- [BRIEF] Reproduce the following lines of the listing verbatim, beginning at the line that contains "line-number: 25 bbox=[493, 529, 509, 544]" and ending after the line that contains "star-icon: ★ bbox=[3, 912, 14, 926]".

:: DATASET EXTRACT ::

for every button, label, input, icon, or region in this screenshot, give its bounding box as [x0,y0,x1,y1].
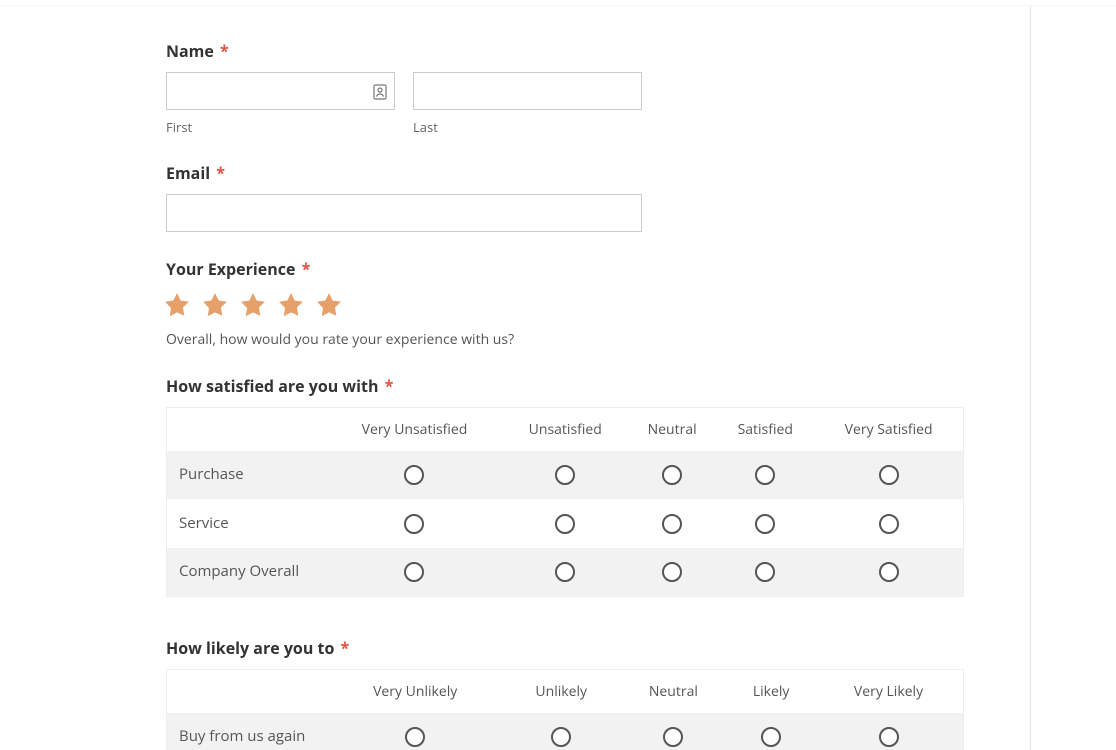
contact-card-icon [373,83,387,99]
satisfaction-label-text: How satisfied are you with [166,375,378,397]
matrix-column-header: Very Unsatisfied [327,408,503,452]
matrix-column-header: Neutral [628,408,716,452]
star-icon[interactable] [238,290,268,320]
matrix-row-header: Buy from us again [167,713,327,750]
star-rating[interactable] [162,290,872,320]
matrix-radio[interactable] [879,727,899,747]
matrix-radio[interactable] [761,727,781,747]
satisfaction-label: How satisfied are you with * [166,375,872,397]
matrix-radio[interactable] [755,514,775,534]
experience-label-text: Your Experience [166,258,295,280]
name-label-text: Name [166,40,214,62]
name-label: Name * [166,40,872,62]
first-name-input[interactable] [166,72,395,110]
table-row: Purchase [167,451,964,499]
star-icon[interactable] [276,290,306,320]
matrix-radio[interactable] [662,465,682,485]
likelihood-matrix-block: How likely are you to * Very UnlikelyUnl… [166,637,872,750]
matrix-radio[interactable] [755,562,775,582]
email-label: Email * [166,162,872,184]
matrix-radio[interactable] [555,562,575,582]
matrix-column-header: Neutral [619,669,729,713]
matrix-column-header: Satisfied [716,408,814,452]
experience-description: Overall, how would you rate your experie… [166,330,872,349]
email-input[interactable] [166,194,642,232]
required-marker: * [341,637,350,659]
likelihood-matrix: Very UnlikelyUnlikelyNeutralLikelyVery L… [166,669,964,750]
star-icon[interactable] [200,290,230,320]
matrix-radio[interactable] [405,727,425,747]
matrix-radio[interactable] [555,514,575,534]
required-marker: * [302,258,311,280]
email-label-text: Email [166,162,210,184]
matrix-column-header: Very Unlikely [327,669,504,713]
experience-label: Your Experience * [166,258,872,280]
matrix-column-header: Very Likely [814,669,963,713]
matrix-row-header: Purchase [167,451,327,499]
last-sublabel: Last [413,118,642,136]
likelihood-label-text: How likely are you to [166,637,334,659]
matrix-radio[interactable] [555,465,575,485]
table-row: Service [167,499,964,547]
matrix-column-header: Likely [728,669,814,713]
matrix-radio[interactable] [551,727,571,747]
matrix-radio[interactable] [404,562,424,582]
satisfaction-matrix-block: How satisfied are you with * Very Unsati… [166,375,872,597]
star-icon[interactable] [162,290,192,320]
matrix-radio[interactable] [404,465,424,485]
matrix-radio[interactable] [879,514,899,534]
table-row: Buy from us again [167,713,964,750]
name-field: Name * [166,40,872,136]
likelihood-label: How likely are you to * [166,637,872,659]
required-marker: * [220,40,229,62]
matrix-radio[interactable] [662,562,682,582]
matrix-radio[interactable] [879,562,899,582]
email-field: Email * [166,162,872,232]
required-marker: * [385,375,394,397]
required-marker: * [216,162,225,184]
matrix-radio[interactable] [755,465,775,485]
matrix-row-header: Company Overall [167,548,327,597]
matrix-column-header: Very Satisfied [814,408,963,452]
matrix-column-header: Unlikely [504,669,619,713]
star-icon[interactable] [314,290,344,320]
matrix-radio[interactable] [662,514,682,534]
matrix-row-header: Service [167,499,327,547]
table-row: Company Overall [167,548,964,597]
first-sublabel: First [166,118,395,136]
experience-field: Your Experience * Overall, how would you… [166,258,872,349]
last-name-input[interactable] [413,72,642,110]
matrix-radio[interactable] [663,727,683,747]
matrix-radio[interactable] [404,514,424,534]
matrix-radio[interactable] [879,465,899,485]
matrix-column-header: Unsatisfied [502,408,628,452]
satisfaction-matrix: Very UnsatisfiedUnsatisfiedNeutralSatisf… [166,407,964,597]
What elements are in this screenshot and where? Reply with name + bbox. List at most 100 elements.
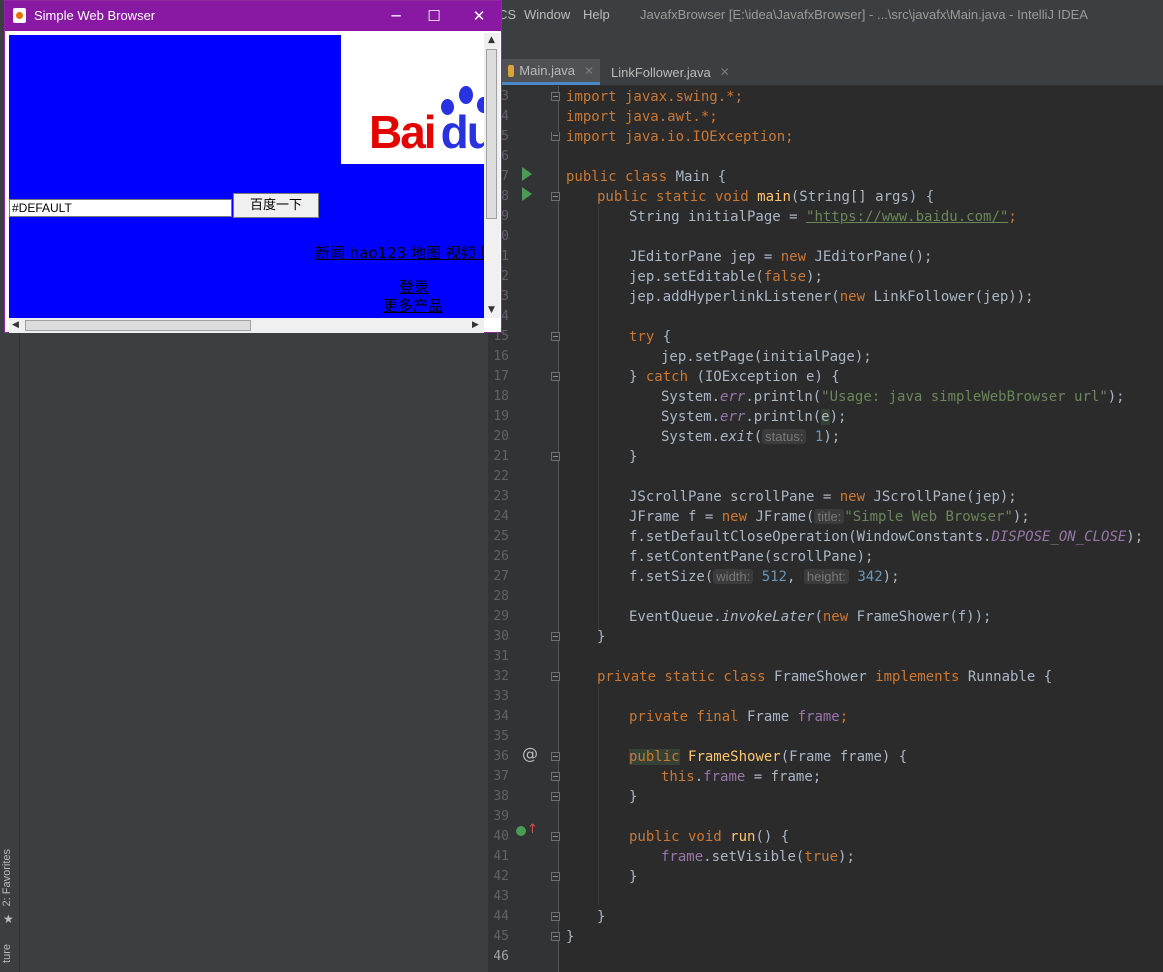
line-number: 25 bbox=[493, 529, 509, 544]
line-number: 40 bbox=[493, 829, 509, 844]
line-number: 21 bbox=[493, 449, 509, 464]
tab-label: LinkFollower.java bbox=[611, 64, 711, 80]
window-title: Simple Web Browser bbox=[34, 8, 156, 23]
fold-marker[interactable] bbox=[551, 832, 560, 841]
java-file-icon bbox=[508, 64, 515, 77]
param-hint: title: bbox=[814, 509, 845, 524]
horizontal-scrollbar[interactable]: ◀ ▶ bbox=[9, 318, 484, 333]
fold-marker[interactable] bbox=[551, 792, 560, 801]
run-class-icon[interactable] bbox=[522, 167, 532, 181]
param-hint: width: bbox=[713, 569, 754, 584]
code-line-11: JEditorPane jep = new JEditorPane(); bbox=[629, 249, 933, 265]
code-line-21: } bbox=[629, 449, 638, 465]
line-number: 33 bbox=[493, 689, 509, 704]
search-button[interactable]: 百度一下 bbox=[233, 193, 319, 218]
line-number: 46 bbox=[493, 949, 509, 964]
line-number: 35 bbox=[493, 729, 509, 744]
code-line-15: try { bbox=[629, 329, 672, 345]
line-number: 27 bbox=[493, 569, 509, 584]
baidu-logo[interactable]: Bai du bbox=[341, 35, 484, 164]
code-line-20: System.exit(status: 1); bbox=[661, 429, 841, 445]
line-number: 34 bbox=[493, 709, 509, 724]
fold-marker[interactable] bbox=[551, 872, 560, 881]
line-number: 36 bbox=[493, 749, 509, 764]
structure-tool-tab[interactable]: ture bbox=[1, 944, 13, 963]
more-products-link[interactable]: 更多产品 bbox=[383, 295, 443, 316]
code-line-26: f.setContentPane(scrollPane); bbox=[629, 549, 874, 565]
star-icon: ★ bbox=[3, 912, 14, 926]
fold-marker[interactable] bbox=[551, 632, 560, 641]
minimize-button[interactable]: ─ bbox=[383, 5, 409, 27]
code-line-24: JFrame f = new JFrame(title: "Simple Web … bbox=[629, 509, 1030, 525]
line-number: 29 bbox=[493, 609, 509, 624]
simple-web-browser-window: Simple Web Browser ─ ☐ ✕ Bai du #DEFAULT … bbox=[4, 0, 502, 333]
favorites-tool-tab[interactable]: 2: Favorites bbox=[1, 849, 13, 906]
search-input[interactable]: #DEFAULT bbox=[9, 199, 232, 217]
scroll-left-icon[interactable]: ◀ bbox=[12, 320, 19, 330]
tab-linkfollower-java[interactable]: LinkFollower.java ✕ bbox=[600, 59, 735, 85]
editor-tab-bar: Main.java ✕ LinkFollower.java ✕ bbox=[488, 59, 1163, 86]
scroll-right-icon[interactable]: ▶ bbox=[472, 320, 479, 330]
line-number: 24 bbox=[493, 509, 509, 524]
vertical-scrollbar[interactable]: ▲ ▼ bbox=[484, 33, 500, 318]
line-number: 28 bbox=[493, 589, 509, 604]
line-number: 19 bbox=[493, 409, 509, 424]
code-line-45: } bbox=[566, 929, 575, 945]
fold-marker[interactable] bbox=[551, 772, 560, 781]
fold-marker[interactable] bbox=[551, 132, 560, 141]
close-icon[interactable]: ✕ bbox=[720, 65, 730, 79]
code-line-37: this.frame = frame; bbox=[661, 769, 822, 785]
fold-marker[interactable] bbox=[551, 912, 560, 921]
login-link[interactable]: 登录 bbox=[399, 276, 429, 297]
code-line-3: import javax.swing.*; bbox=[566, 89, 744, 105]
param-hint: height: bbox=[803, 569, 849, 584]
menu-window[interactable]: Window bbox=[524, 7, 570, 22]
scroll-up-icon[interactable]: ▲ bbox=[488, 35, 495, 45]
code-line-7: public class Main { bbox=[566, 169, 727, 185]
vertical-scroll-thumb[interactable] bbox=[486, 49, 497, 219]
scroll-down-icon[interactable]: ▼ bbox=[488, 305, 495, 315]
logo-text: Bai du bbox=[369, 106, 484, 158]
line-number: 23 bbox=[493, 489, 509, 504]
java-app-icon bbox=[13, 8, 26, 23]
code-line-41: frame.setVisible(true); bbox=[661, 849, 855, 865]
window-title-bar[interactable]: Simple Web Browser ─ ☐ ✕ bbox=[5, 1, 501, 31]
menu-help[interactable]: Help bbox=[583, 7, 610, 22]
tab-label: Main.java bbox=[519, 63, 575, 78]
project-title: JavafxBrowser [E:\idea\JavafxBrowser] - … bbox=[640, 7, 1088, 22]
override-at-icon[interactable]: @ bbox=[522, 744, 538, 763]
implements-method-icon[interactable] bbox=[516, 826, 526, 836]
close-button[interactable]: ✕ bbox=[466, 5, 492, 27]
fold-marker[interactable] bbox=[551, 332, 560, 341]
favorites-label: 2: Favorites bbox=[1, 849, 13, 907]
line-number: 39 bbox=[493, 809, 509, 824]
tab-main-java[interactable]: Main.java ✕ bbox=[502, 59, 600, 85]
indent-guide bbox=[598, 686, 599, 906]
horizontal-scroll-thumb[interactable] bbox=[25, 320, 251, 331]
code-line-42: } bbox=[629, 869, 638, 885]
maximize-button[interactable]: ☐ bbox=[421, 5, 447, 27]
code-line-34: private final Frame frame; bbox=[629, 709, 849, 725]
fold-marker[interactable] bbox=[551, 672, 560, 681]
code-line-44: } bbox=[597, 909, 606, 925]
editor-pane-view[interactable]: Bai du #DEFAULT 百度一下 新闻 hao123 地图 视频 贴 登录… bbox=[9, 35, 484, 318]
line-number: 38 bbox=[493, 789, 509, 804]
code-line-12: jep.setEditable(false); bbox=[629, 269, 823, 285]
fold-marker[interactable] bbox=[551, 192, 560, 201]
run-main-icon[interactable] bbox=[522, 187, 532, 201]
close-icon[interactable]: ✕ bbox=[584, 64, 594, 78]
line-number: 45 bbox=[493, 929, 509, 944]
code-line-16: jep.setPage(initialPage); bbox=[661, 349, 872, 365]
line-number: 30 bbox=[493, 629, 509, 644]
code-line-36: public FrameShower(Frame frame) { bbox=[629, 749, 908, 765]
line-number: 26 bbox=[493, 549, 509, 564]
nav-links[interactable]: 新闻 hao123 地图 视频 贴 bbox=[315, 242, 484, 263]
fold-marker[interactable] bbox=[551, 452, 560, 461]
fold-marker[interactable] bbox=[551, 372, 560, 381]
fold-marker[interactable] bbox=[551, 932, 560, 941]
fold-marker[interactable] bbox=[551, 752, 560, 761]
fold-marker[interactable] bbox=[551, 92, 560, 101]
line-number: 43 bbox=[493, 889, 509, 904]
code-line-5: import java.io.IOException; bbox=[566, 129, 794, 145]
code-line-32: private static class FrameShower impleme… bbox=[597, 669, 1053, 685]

:::

- [FULL ANSWER]
line-number: 25 bbox=[493, 529, 509, 544]
line-number: 40 bbox=[493, 829, 509, 844]
line-number: 21 bbox=[493, 449, 509, 464]
tab-label: LinkFollower.java bbox=[611, 64, 711, 80]
window-title: Simple Web Browser bbox=[34, 8, 156, 23]
fold-marker[interactable] bbox=[551, 832, 560, 841]
java-file-icon bbox=[508, 64, 515, 77]
param-hint: title: bbox=[814, 509, 845, 524]
horizontal-scrollbar[interactable]: ◀ ▶ bbox=[9, 318, 484, 333]
fold-marker[interactable] bbox=[551, 792, 560, 801]
run-class-icon[interactable] bbox=[522, 167, 532, 181]
param-hint: width: bbox=[713, 569, 754, 584]
code-line-11: JEditorPane jep = new JEditorPane(); bbox=[629, 249, 933, 265]
code-line-21: } bbox=[629, 449, 638, 465]
line-number: 33 bbox=[493, 689, 509, 704]
search-button[interactable]: 百度一下 bbox=[233, 193, 319, 218]
line-number: 46 bbox=[493, 949, 509, 964]
line-number: 35 bbox=[493, 729, 509, 744]
code-line-15: try { bbox=[629, 329, 672, 345]
line-number: 27 bbox=[493, 569, 509, 584]
baidu-logo[interactable]: Bai du bbox=[341, 35, 484, 164]
code-line-20: System.exit(status: 1); bbox=[661, 429, 841, 445]
line-number: 34 bbox=[493, 709, 509, 724]
fold-marker[interactable] bbox=[551, 872, 560, 881]
line-number: 36 bbox=[493, 749, 509, 764]
structure-tool-tab[interactable]: ture bbox=[1, 944, 13, 963]
more-products-link[interactable]: 更多产品 bbox=[383, 295, 443, 316]
code-line-26: f.setContentPane(scrollPane); bbox=[629, 549, 874, 565]
star-icon: ★ bbox=[3, 912, 14, 926]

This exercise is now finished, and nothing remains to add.